Show all lines holding the string "KHKO".

** Start EXERCISE DATA **

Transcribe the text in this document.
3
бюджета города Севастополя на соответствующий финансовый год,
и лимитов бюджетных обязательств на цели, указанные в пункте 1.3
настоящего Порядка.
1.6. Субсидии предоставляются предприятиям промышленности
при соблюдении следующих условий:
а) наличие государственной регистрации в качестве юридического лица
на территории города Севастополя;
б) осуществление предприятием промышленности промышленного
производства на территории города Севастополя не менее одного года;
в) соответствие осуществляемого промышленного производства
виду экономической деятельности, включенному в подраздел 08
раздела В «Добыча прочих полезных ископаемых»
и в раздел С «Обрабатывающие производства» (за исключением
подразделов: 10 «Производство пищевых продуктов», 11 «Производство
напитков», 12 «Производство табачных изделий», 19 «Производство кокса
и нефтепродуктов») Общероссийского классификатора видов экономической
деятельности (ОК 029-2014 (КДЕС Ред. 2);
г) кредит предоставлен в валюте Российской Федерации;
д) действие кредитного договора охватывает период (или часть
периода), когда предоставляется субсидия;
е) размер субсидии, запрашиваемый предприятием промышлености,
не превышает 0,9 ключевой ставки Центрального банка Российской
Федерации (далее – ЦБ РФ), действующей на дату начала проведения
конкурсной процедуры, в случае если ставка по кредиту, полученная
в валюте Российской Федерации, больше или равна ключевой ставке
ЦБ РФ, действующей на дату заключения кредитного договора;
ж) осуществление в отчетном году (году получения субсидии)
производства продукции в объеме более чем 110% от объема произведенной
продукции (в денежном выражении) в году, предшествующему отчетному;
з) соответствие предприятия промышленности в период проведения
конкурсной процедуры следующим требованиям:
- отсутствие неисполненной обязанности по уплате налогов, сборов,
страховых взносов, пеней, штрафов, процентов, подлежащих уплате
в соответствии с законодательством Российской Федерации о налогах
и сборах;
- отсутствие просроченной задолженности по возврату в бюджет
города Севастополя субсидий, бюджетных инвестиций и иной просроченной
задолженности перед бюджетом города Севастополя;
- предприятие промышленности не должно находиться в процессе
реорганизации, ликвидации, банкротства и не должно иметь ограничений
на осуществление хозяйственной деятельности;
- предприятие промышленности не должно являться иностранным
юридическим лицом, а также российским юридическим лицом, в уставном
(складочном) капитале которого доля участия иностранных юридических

** End EXERCISE DATA **
** Start EXERCISE DATA **

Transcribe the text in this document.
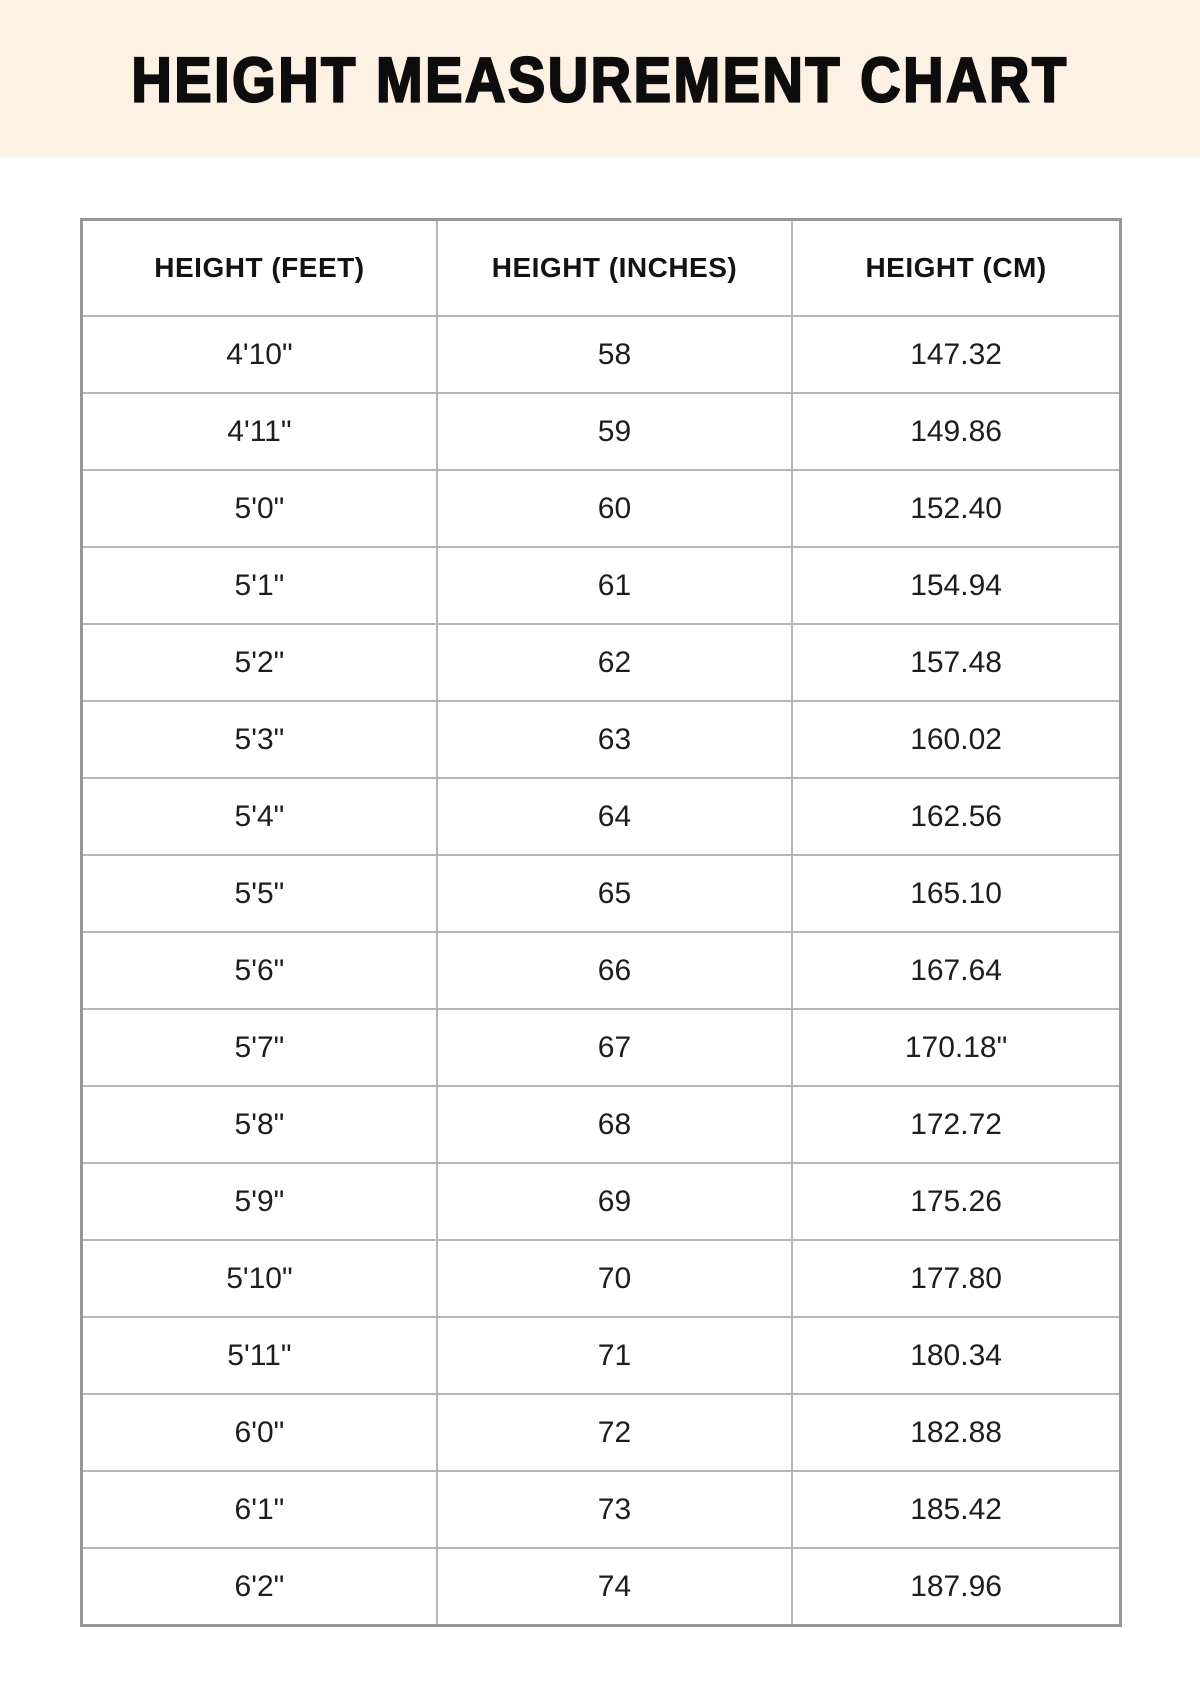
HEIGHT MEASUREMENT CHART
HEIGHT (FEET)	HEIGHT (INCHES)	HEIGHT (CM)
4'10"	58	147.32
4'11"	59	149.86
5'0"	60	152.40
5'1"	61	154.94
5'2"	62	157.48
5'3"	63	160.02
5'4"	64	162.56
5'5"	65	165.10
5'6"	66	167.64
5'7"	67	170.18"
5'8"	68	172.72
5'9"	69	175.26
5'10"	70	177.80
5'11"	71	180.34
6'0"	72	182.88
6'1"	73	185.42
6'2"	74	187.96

** End EXERCISE DATA **
** Start EXERCISE DATA **

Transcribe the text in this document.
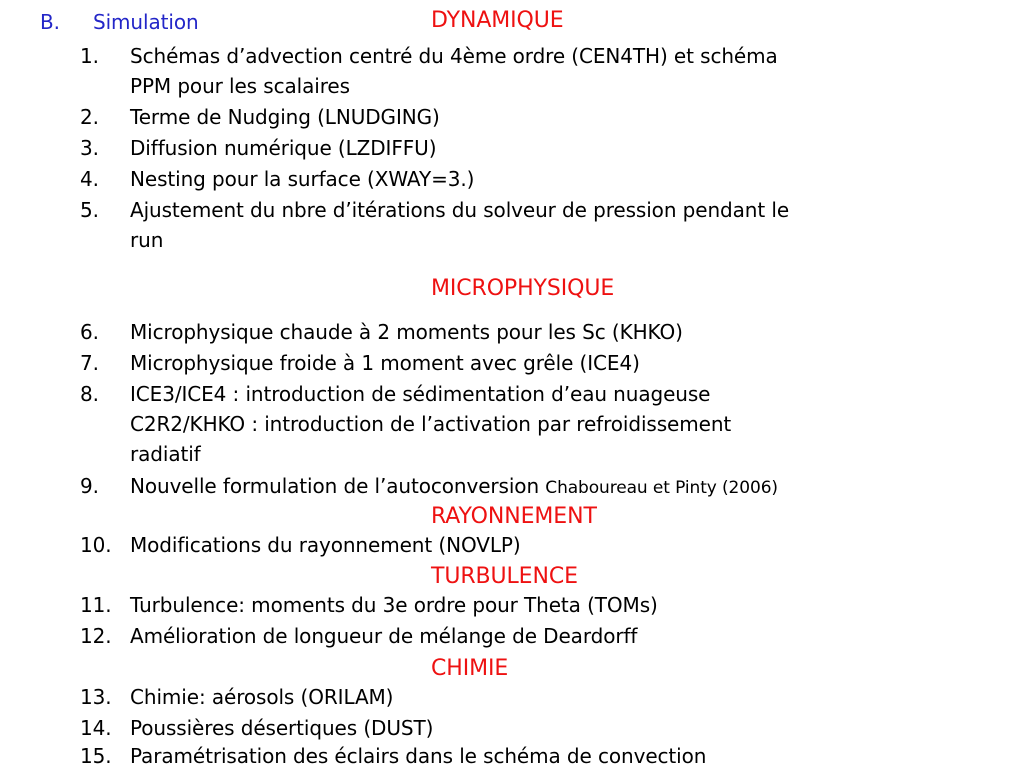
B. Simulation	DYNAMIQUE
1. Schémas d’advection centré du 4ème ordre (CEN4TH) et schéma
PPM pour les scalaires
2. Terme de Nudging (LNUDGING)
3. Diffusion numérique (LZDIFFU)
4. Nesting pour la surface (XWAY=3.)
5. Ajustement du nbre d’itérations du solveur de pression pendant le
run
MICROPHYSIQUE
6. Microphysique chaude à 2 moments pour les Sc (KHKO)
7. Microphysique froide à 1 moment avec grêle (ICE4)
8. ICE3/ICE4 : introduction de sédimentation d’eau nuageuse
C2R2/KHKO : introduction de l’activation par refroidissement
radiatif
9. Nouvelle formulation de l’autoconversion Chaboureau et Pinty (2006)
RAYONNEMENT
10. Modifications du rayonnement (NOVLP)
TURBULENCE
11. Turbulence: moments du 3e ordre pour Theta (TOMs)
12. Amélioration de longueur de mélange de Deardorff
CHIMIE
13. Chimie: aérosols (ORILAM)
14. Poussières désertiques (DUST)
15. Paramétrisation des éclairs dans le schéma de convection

** End EXERCISE DATA **

SOLUTION TO THE EXERCISE
6. Microphysique chaude à 2 moments pour les Sc (KHKO)
C2R2/KHKO : introduction de l’activation par refroidissement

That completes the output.